— begin Provided text —

# My $99 Dollar Orchestra Results



## ricz (Mar 15, 2017)

Hi all,

I thought I would share my results from the $99 Orchestra project. It was quite a long wait and the communication was frustrating, but I'm glad I did it. I don't have much experience scoring outside of my DAW at this point, so I found this to be a great learning opportunity. Quite intimidating to actually think about how a real group of people works! I knew going into it that the string sections were going to be too small to compete with the full brass, and perhaps I should have written taking this more into consideration. You write you learn! I'm going to work on the mix when I finally get Pro Tools (waiting for that pesky iLok 3 in the mail).

I added the percussion and a little bit of harp, and a tuba on a couple of the big chords. Some of the intonation in the live performance is a little painful.

""

— end Provided text —
— begin Given records —

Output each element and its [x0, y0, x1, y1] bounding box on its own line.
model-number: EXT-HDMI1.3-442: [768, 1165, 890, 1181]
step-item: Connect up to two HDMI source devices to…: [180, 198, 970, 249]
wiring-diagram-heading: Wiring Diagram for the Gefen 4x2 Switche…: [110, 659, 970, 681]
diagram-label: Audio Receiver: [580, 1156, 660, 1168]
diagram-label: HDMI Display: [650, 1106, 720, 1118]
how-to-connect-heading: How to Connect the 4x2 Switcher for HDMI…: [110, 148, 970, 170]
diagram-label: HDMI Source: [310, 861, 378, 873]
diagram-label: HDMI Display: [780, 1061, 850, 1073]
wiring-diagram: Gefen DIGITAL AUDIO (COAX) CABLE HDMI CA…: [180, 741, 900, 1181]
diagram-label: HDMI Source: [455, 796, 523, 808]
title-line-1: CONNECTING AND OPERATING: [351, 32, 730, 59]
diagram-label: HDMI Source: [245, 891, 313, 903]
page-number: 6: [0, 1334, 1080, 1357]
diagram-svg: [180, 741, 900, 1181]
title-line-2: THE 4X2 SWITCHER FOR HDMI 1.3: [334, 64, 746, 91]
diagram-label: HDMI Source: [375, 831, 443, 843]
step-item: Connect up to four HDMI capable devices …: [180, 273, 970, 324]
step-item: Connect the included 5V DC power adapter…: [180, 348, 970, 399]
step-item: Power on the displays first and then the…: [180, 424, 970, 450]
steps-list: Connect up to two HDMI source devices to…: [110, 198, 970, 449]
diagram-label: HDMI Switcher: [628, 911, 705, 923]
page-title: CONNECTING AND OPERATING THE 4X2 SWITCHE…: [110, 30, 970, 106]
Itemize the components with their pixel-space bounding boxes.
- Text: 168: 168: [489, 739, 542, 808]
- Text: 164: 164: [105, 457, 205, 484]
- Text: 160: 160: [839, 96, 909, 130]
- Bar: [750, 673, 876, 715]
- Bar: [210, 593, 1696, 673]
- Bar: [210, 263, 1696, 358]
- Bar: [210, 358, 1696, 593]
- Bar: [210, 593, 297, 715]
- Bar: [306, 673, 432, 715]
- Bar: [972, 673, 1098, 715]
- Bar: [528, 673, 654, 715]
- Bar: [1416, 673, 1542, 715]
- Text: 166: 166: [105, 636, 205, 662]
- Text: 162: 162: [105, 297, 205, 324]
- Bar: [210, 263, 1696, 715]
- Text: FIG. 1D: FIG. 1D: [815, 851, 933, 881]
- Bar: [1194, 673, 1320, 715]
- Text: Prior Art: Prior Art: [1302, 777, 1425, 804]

— end Given records —

• **Request 1**
In the forum post, what is the writer waiting to receive in the mail?
• **Request 2**
Echo the forum post from the words "# My $99 Dollar" up to and including the words "a little painful.".

• **Full answer 1**
An iLok 3.

• **Full answer 2**
# My $99 Dollar Orchestra Results



## ricz (Mar 15, 2017)

Hi all,

I thought I would share my results from the $99 Orchestra project. It was quite a long wait and the communication was frustrating, but I'm glad I did it. I don't have much experience scoring outside of my DAW at this point, so I found this to be a great learning opportunity. Quite intimidating to actually think about how a real group of people works! I knew going into it that the string sections were going to be too small to compete with the full brass, and perhaps I should have written taking this more into consideration. You write you learn! I'm going to work on the mix when I finally get Pro Tools (waiting for that pesky iLok 3 in the mail).

I added the percussion and a little bit of harp, and a tuba on a couple of the big chords. Some of the intonation in the live performance is a little painful.